**EXERCISE INSTRUCTIONS**
Restate, word for word, all of the material shown below.

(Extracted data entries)
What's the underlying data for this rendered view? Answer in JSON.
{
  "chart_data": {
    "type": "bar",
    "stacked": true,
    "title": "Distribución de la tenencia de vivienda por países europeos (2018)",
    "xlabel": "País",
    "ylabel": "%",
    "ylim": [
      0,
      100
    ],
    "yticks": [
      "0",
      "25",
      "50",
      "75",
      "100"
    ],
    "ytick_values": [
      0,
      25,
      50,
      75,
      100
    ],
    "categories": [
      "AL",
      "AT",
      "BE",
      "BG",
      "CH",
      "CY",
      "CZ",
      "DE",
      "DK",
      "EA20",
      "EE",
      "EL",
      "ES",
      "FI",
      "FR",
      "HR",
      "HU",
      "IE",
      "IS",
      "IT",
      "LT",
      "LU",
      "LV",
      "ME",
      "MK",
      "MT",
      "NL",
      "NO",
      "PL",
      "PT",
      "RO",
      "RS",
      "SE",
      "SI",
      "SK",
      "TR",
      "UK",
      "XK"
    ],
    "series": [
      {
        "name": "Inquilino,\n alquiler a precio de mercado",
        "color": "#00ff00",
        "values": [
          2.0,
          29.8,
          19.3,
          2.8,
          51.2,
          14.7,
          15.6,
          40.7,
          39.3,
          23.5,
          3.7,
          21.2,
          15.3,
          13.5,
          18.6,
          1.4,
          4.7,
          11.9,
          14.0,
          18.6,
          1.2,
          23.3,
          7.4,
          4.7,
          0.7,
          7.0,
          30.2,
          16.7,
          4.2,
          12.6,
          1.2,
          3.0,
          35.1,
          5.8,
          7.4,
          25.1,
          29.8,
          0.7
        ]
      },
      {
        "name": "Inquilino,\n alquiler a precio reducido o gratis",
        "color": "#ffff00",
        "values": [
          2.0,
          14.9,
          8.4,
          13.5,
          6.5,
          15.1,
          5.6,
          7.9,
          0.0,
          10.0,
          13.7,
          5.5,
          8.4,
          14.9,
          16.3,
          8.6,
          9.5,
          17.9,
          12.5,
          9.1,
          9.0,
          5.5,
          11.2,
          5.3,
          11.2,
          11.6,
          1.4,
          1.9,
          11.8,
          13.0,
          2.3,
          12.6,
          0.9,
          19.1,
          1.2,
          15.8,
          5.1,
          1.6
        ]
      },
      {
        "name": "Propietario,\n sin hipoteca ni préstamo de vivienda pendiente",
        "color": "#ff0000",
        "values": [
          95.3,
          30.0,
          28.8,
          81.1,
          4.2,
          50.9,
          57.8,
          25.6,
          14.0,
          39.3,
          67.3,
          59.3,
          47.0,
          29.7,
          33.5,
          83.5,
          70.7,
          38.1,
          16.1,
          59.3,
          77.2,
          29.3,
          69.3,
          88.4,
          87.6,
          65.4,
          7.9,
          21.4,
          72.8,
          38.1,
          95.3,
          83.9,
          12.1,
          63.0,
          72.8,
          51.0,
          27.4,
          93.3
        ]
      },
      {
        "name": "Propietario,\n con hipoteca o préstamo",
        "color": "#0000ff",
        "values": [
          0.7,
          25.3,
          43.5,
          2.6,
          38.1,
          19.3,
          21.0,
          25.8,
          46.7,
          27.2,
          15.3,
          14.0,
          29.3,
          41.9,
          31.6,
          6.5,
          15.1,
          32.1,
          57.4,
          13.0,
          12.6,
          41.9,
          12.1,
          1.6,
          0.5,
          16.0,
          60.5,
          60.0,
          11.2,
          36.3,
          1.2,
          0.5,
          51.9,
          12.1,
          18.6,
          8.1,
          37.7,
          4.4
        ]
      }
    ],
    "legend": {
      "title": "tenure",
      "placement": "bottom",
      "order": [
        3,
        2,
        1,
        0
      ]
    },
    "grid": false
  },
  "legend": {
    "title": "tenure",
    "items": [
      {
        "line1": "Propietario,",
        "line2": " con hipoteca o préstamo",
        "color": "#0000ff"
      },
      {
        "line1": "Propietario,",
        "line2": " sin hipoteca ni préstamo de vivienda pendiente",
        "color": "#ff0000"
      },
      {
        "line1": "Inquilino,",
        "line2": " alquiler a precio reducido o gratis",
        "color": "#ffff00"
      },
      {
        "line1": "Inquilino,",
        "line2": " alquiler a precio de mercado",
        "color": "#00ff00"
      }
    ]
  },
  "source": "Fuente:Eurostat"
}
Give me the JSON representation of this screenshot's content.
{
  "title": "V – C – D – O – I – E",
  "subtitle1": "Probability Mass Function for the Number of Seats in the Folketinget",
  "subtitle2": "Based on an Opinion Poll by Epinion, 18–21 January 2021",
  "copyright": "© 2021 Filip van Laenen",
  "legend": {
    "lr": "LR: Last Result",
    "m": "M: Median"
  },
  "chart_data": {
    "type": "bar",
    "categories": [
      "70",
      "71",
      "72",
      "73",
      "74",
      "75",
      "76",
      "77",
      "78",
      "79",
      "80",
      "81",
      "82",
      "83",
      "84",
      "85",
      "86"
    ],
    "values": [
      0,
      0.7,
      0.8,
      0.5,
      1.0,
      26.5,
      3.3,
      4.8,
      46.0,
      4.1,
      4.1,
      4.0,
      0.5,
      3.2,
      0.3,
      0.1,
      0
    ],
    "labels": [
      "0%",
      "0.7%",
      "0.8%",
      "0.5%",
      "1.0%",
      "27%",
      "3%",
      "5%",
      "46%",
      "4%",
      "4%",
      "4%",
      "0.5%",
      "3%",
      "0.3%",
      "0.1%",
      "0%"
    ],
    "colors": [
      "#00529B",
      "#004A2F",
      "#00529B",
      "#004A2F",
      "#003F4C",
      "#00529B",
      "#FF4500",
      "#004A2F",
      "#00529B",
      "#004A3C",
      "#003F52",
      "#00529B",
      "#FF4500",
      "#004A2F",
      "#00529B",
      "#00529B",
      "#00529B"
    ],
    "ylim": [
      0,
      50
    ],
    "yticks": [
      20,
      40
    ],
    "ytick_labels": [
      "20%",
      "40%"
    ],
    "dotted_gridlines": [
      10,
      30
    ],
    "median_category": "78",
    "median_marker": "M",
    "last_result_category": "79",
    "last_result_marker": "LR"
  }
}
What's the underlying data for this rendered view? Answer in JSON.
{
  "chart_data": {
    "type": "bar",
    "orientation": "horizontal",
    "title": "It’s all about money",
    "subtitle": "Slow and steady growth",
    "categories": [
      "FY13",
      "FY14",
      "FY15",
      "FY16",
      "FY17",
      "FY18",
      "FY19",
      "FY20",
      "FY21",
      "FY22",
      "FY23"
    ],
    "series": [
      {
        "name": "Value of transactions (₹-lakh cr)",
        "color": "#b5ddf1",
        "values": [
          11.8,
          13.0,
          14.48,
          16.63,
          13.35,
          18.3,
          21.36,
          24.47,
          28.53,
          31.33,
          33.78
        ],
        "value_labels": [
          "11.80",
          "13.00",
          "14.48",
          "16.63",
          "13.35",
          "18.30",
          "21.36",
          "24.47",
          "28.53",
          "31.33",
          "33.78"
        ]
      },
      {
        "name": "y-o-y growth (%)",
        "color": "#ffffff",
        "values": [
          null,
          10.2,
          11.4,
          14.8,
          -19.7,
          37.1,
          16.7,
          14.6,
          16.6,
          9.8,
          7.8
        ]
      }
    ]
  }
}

**TASK RESPONSE**
What's the underlying data for this rendered view? Answer in JSON.
{
  "chart_data": {
    "type": "bar",
    "stacked": true,
    "title": "Distribución de la tenencia de vivienda por países europeos (2018)",
    "xlabel": "País",
    "ylabel": "%",
    "ylim": [
      0,
      100
    ],
    "yticks": [
      "0",
      "25",
      "50",
      "75",
      "100"
    ],
    "ytick_values": [
      0,
      25,
      50,
      75,
      100
    ],
    "categories": [
      "AL",
      "AT",
      "BE",
      "BG",
      "CH",
      "CY",
      "CZ",
      "DE",
      "DK",
      "EA20",
      "EE",
      "EL",
      "ES",
      "FI",
      "FR",
      "HR",
      "HU",
      "IE",
      "IS",
      "IT",
      "LT",
      "LU",
      "LV",
      "ME",
      "MK",
      "MT",
      "NL",
      "NO",
      "PL",
      "PT",
      "RO",
      "RS",
      "SE",
      "SI",
      "SK",
      "TR",
      "UK",
      "XK"
    ],
    "series": [
      {
        "name": "Inquilino,\n alquiler a precio de mercado",
        "color": "#00ff00",
        "values": [
          2.0,
          29.8,
          19.3,
          2.8,
          51.2,
          14.7,
          15.6,
          40.7,
          39.3,
          23.5,
          3.7,
          21.2,
          15.3,
          13.5,
          18.6,
          1.4,
          4.7,
          11.9,
          14.0,
          18.6,
          1.2,
          23.3,
          7.4,
          4.7,
          0.7,
          7.0,
          30.2,
          16.7,
          4.2,
          12.6,
          1.2,
          3.0,
          35.1,
          5.8,
          7.4,
          25.1,
          29.8,
          0.7
        ]
      },
      {
        "name": "Inquilino,\n alquiler a precio reducido o gratis",
        "color": "#ffff00",
        "values": [
          2.0,
          14.9,
          8.4,
          13.5,
          6.5,
          15.1,
          5.6,
          7.9,
          0.0,
          10.0,
          13.7,
          5.5,
          8.4,
          14.9,
          16.3,
          8.6,
          9.5,
          17.9,
          12.5,
          9.1,
          9.0,
          5.5,
          11.2,
          5.3,
          11.2,
          11.6,
          1.4,
          1.9,
          11.8,
          13.0,
          2.3,
          12.6,
          0.9,
          19.1,
          1.2,
          15.8,
          5.1,
          1.6
        ]
      },
      {
        "name": "Propietario,\n sin hipoteca ni préstamo de vivienda pendiente",
        "color": "#ff0000",
        "values": [
          95.3,
          30.0,
          28.8,
          81.1,
          4.2,
          50.9,
          57.8,
          25.6,
          14.0,
          39.3,
          67.3,
          59.3,
          47.0,
          29.7,
          33.5,
          83.5,
          70.7,
          38.1,
          16.1,
          59.3,
          77.2,
          29.3,
          69.3,
          88.4,
          87.6,
          65.4,
          7.9,
          21.4,
          72.8,
          38.1,
          95.3,
          83.9,
          12.1,
          63.0,
          72.8,
          51.0,
          27.4,
          93.3
        ]
      },
      {
        "name": "Propietario,\n con hipoteca o préstamo",
        "color": "#0000ff",
        "values": [
          0.7,
          25.3,
          43.5,
          2.6,
          38.1,
          19.3,
          21.0,
          25.8,
          46.7,
          27.2,
          15.3,
          14.0,
          29.3,
          41.9,
          31.6,
          6.5,
          15.1,
          32.1,
          57.4,
          13.0,
          12.6,
          41.9,
          12.1,
          1.6,
          0.5,
          16.0,
          60.5,
          60.0,
          11.2,
          36.3,
          1.2,
          0.5,
          51.9,
          12.1,
          18.6,
          8.1,
          37.7,
          4.4
        ]
      }
    ],
    "legend": {
      "title": "tenure",
      "placement": "bottom",
      "order": [
        3,
        2,
        1,
        0
      ]
    },
    "grid": false
  },
  "legend": {
    "title": "tenure",
    "items": [
      {
        "line1": "Propietario,",
        "line2": " con hipoteca o préstamo",
        "color": "#0000ff"
      },
      {
        "line1": "Propietario,",
        "line2": " sin hipoteca ni préstamo de vivienda pendiente",
        "color": "#ff0000"
      },
      {
        "line1": "Inquilino,",
        "line2": " alquiler a precio reducido o gratis",
        "color": "#ffff00"
      },
      {
        "line1": "Inquilino,",
        "line2": " alquiler a precio de mercado",
        "color": "#00ff00"
      }
    ]
  },
  "source": "Fuente:Eurostat"
}
Give me the JSON representation of this screenshot's content.
{
  "title": "V – C – D – O – I – E",
  "subtitle1": "Probability Mass Function for the Number of Seats in the Folketinget",
  "subtitle2": "Based on an Opinion Poll by Epinion, 18–21 January 2021",
  "copyright": "© 2021 Filip van Laenen",
  "legend": {
    "lr": "LR: Last Result",
    "m": "M: Median"
  },
  "chart_data": {
    "type": "bar",
    "categories": [
      "70",
      "71",
      "72",
      "73",
      "74",
      "75",
      "76",
      "77",
      "78",
      "79",
      "80",
      "81",
      "82",
      "83",
      "84",
      "85",
      "86"
    ],
    "values": [
      0,
      0.7,
      0.8,
      0.5,
      1.0,
      26.5,
      3.3,
      4.8,
      46.0,
      4.1,
      4.1,
      4.0,
      0.5,
      3.2,
      0.3,
      0.1,
      0
    ],
    "labels": [
      "0%",
      "0.7%",
      "0.8%",
      "0.5%",
      "1.0%",
      "27%",
      "3%",
      "5%",
      "46%",
      "4%",
      "4%",
      "4%",
      "0.5%",
      "3%",
      "0.3%",
      "0.1%",
      "0%"
    ],
    "colors": [
      "#00529B",
      "#004A2F",
      "#00529B",
      "#004A2F",
      "#003F4C",
      "#00529B",
      "#FF4500",
      "#004A2F",
      "#00529B",
      "#004A3C",
      "#003F52",
      "#00529B",
      "#FF4500",
      "#004A2F",
      "#00529B",
      "#00529B",
      "#00529B"
    ],
    "ylim": [
      0,
      50
    ],
    "yticks": [
      20,
      40
    ],
    "ytick_labels": [
      "20%",
      "40%"
    ],
    "dotted_gridlines": [
      10,
      30
    ],
    "median_category": "78",
    "median_marker": "M",
    "last_result_category": "79",
    "last_result_marker": "LR"
  }
}
What's the underlying data for this rendered view? Answer in JSON.
{
  "chart_data": {
    "type": "bar",
    "orientation": "horizontal",
    "title": "It’s all about money",
    "subtitle": "Slow and steady growth",
    "categories": [
      "FY13",
      "FY14",
      "FY15",
      "FY16",
      "FY17",
      "FY18",
      "FY19",
      "FY20",
      "FY21",
      "FY22",
      "FY23"
    ],
    "series": [
      {
        "name": "Value of transactions (₹-lakh cr)",
        "color": "#b5ddf1",
        "values": [
          11.8,
          13.0,
          14.48,
          16.63,
          13.35,
          18.3,
          21.36,
          24.47,
          28.53,
          31.33,
          33.78
        ],
        "value_labels": [
          "11.80",
          "13.00",
          "14.48",
          "16.63",
          "13.35",
          "18.30",
          "21.36",
          "24.47",
          "28.53",
          "31.33",
          "33.78"
        ]
      },
      {
        "name": "y-o-y growth (%)",
        "color": "#ffffff",
        "values": [
          null,
          10.2,
          11.4,
          14.8,
          -19.7,
          37.1,
          16.7,
          14.6,
          16.6,
          9.8,
          7.8
        ]
      }
    ]
  }
}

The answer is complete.